··· Data to use
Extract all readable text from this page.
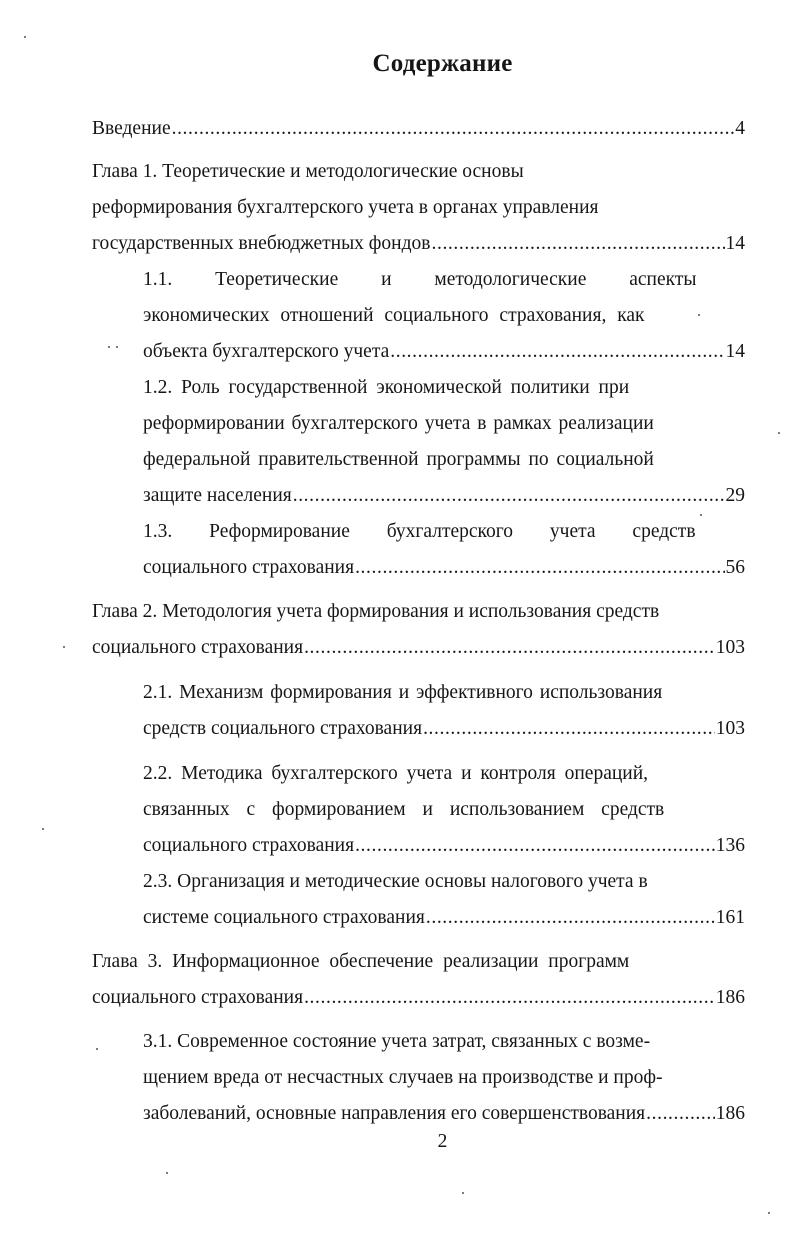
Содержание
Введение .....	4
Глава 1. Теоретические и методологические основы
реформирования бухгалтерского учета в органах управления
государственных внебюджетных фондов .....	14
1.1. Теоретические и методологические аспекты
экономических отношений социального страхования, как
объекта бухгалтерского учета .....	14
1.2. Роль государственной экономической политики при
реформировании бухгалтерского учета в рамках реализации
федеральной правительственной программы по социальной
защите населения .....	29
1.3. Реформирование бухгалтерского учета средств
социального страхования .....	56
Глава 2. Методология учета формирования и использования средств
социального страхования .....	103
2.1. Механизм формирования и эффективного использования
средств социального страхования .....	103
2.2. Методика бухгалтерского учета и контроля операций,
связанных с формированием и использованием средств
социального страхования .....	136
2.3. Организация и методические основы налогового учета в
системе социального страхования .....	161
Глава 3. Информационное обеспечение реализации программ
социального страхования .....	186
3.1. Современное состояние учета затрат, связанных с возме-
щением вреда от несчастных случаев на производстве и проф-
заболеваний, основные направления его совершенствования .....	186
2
······
··· Data to use
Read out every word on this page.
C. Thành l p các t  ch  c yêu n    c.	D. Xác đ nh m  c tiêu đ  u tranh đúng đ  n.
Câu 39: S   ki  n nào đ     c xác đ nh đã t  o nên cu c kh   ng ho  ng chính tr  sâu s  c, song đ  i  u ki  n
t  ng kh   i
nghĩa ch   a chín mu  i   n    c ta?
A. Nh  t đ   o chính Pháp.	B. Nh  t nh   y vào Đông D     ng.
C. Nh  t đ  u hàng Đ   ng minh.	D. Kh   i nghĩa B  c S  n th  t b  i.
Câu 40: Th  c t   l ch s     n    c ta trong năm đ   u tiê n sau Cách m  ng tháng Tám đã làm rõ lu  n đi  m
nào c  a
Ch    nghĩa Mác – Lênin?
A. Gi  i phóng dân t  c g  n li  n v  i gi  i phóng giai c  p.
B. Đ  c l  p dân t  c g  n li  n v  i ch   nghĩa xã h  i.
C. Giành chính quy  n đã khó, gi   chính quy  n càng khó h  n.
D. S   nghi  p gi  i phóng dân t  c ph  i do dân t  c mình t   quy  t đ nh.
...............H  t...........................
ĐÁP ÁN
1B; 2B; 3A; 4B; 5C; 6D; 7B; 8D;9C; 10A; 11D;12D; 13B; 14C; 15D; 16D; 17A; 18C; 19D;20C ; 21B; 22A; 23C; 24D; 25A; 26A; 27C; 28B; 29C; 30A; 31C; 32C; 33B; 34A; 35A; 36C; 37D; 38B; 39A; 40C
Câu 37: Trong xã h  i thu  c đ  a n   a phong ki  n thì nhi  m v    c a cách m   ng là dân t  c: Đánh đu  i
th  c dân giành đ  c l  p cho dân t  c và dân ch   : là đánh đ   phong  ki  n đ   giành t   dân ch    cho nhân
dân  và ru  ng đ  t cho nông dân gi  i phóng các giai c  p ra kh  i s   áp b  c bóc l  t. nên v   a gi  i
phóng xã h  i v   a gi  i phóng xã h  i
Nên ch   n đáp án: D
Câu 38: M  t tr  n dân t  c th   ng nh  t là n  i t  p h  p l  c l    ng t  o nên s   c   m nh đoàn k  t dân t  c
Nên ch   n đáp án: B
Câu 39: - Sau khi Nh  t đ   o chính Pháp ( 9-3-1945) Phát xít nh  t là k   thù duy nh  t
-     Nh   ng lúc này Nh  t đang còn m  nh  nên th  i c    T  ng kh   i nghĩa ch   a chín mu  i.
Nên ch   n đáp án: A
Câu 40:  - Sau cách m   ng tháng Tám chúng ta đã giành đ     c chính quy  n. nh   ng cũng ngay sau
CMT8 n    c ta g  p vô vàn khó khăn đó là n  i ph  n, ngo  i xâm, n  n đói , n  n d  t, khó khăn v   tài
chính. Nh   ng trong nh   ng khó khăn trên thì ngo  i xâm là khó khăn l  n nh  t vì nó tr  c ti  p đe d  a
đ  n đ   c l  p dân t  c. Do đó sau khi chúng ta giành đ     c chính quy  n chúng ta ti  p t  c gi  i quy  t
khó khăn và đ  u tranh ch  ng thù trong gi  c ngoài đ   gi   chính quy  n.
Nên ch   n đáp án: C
······
§ **What this task involves**:
Find every line in the records above that contains the word "Глава", and copy each one.

§ **Solved exercise**:
Глава 1. Теоретические и методологические основы
Глава 2. Методология учета формирования и использования средств
Глава 3. Информационное обеспечение реализации программ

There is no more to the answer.